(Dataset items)

====================

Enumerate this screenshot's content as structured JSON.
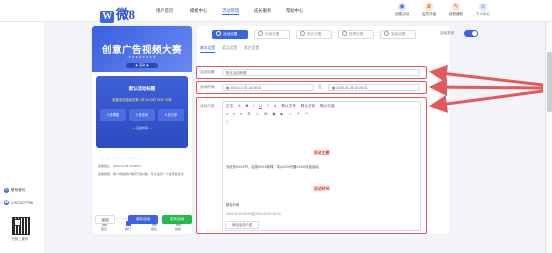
{
  "brand": {
    "logo_glyph": "W",
    "logo_text": "微8"
  },
  "nav": [
    "用户首页",
    "模板中心",
    "活动管理",
    "成长服务",
    "帮助中心"
  ],
  "nav_active_index": 2,
  "top_icons": [
    {
      "label": "创建活动",
      "glyph": "◉"
    },
    {
      "label": "会员升级",
      "glyph": "♛"
    },
    {
      "label": "续费通知",
      "glyph": "✎"
    },
    {
      "label": "个人中心",
      "glyph": "☺"
    }
  ],
  "sidebar": {
    "contact_label": "联系我们",
    "phone": "17671277790",
    "qr_caption": "扫码二维码"
  },
  "preview": {
    "banner_title": "创意广告视频大赛",
    "banner_sub": "★ ★ ★ ★ ★ ★ ★ ★",
    "banner_pill": "★ 活动 ★",
    "card_title": "默认活动标题",
    "countdown": "距离活动结束还有 1天 20小时 42分 22秒",
    "stats": [
      {
        "value": "0",
        "label": "总票数"
      },
      {
        "value": "0",
        "label": "总访问"
      },
      {
        "value": "0",
        "label": "总分享"
      }
    ],
    "rules_heading": "— 活动时间 —",
    "rules": [
      "投票开始：2024-12-31 16:28:31",
      "投票截止：2025-01-06 16:28:31",
      "投票规则：每个微信用户每天可投3票，可以给同一个选手投多次"
    ],
    "tabbar": [
      "首页",
      "排行",
      "报名",
      "我的"
    ],
    "tab_active_index": 1,
    "buttons": [
      {
        "label": "返回",
        "bg": "#ffffff",
        "fg": "#333333"
      },
      {
        "label": "保存活动",
        "bg": "#3b63e6",
        "fg": "#ffffff"
      },
      {
        "label": "发布活动",
        "bg": "#28b84a",
        "fg": "#ffffff"
      }
    ]
  },
  "steps": [
    "活动设置",
    "页面设置",
    "报名设置",
    "投票设置",
    "高级设置"
  ],
  "publish_label": "活动发布",
  "subtabs": [
    "基本设置",
    "奖品设置",
    "其它设置"
  ],
  "form": {
    "title_label": "活动标题",
    "title_value": "默认活动标题",
    "time_label": "活动时间",
    "start": "2024-12-31 16:28:31",
    "end": "2025-01-06 16:28:31",
    "intro_label": "活动介绍",
    "toolbar_row1": [
      "正文",
      "A",
      "B",
      "I",
      "U",
      "T",
      "A",
      "默认字号",
      "默认字体",
      "默认行高"
    ],
    "toolbar_row2": [
      "≡",
      "≡",
      "≡",
      "☰",
      "☺",
      "⊞",
      "▣",
      "▶",
      "⇔",
      "↶",
      "↷"
    ],
    "section1_title": "活动主题",
    "body_prefix": "为庆祝XXXX节，弘扬XXXX精神，将以XXX开展XXXX评选活动。",
    "section2_title": "活动时间",
    "time_caption": "报名时间",
    "time_line": "2024.05.10 09:00至2024.05.20 18:00",
    "add_button": "添加活动介绍"
  },
  "colors": {
    "accent": "#3b63e6",
    "highlight": "#e35a5d",
    "success": "#28b84a"
  }
}
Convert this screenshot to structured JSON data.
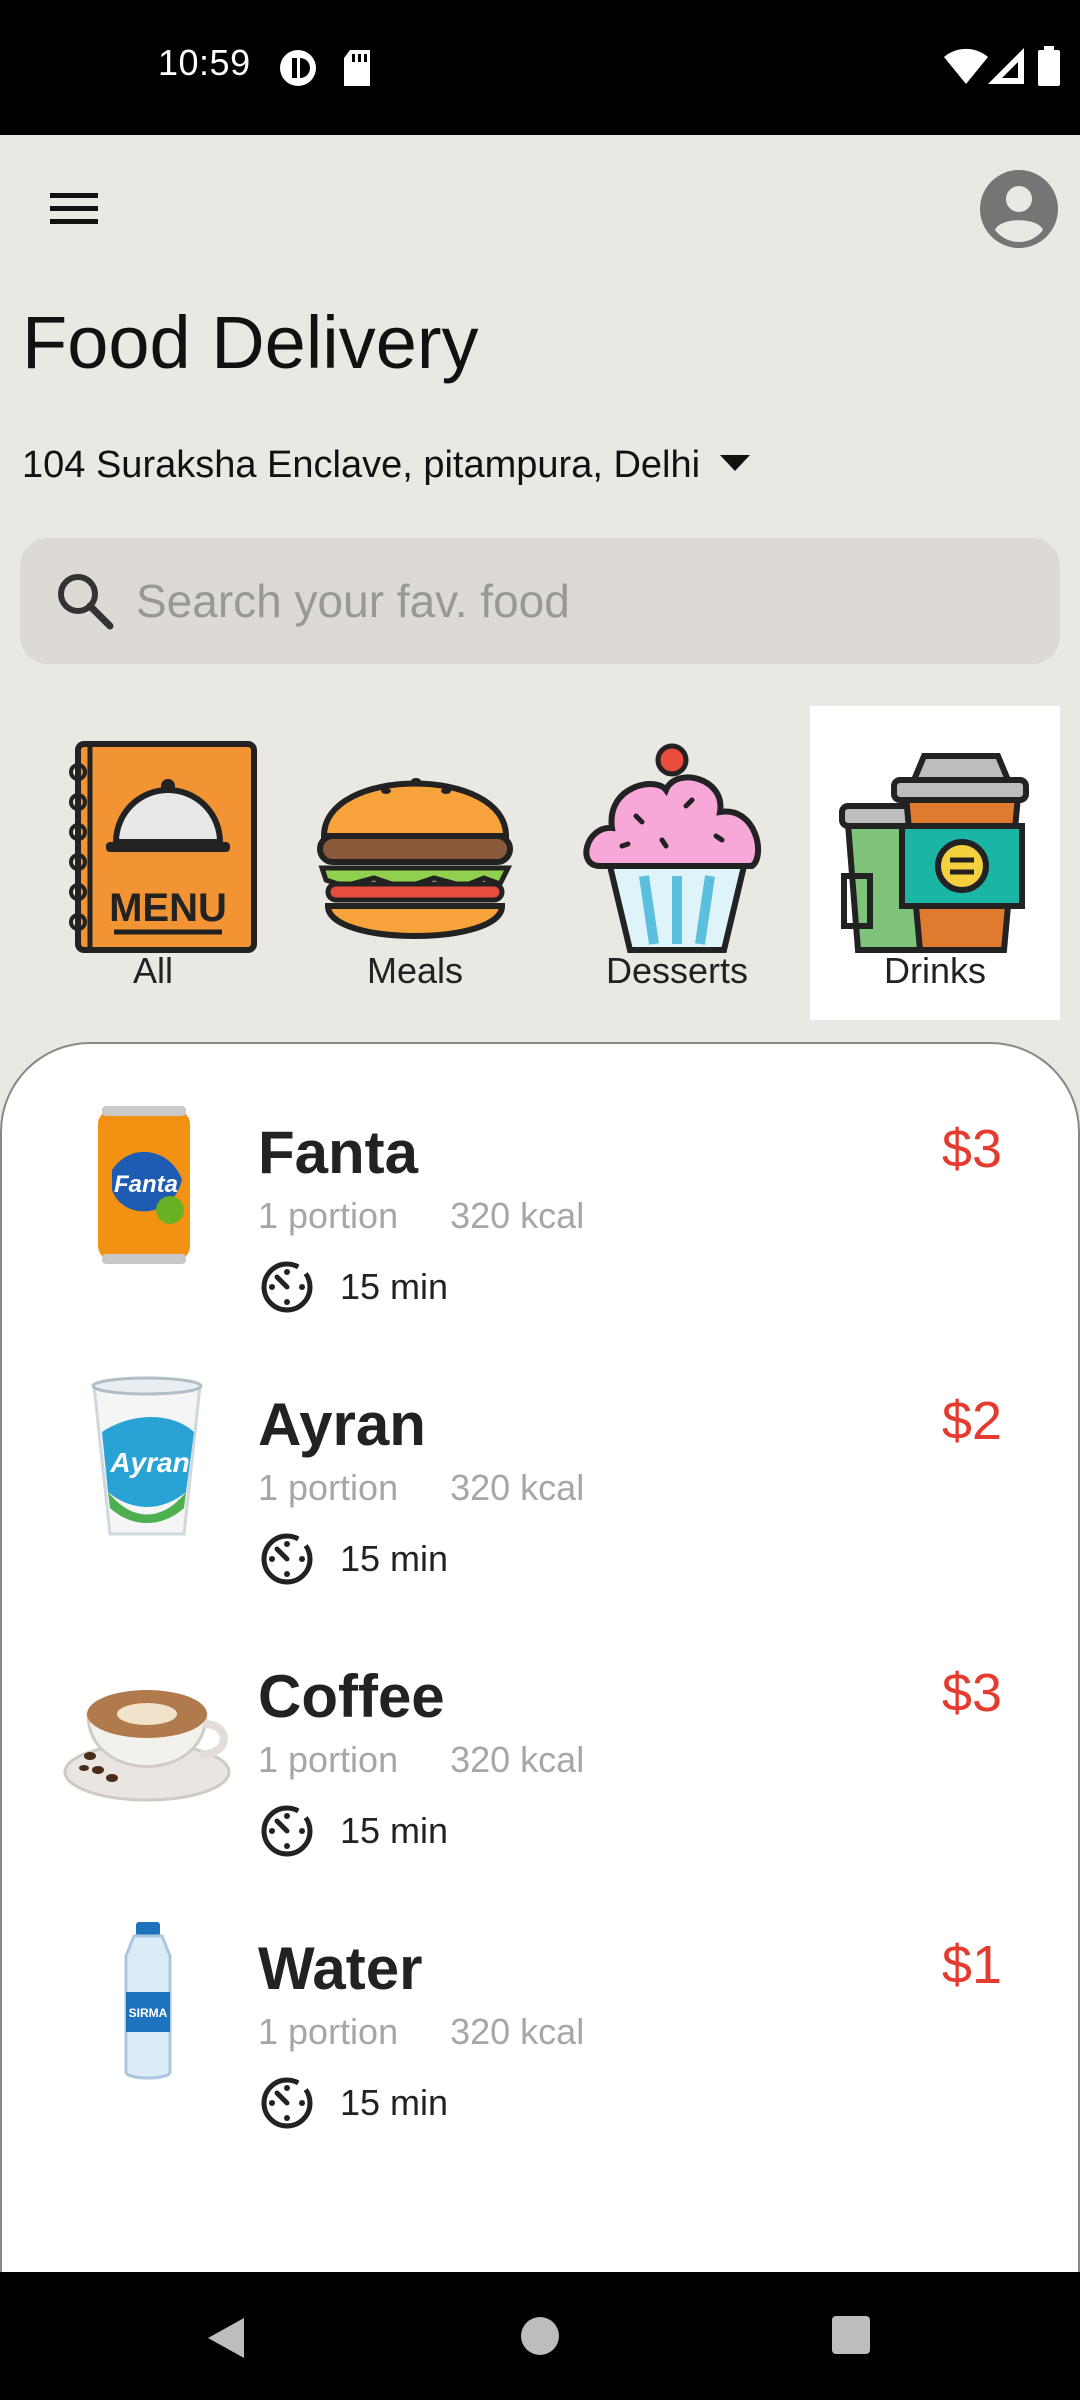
{
  "status_bar": {
    "time": "10:59"
  },
  "header": {
    "title": "Food Delivery",
    "address": "104 Suraksha Enclave, pitampura, Delhi"
  },
  "search": {
    "placeholder": "Search your fav. food"
  },
  "categories": [
    {
      "label": "All",
      "icon": "menu-book-icon"
    },
    {
      "label": "Meals",
      "icon": "burger-icon"
    },
    {
      "label": "Desserts",
      "icon": "cupcake-icon"
    },
    {
      "label": "Drinks",
      "icon": "coffee-cups-icon",
      "selected": true
    }
  ],
  "items": [
    {
      "name": "Fanta",
      "portion": "1 portion",
      "kcal": "320 kcal",
      "time": "15 min",
      "price": "$3",
      "image": "fanta-can-image"
    },
    {
      "name": "Ayran",
      "portion": "1 portion",
      "kcal": "320 kcal",
      "time": "15 min",
      "price": "$2",
      "image": "ayran-cup-image"
    },
    {
      "name": "Coffee",
      "portion": "1 portion",
      "kcal": "320 kcal",
      "time": "15 min",
      "price": "$3",
      "image": "coffee-cup-image"
    },
    {
      "name": "Water",
      "portion": "1 portion",
      "kcal": "320 kcal",
      "time": "15 min",
      "price": "$1",
      "image": "water-bottle-image"
    }
  ],
  "colors": {
    "background": "#eae8e2",
    "price": "#e53a2e",
    "selected_category_bg": "#ffffff"
  }
}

====================

## Problem details
Write down the number of lines where the word "name" appears, and nothing further.

## Result of the task
4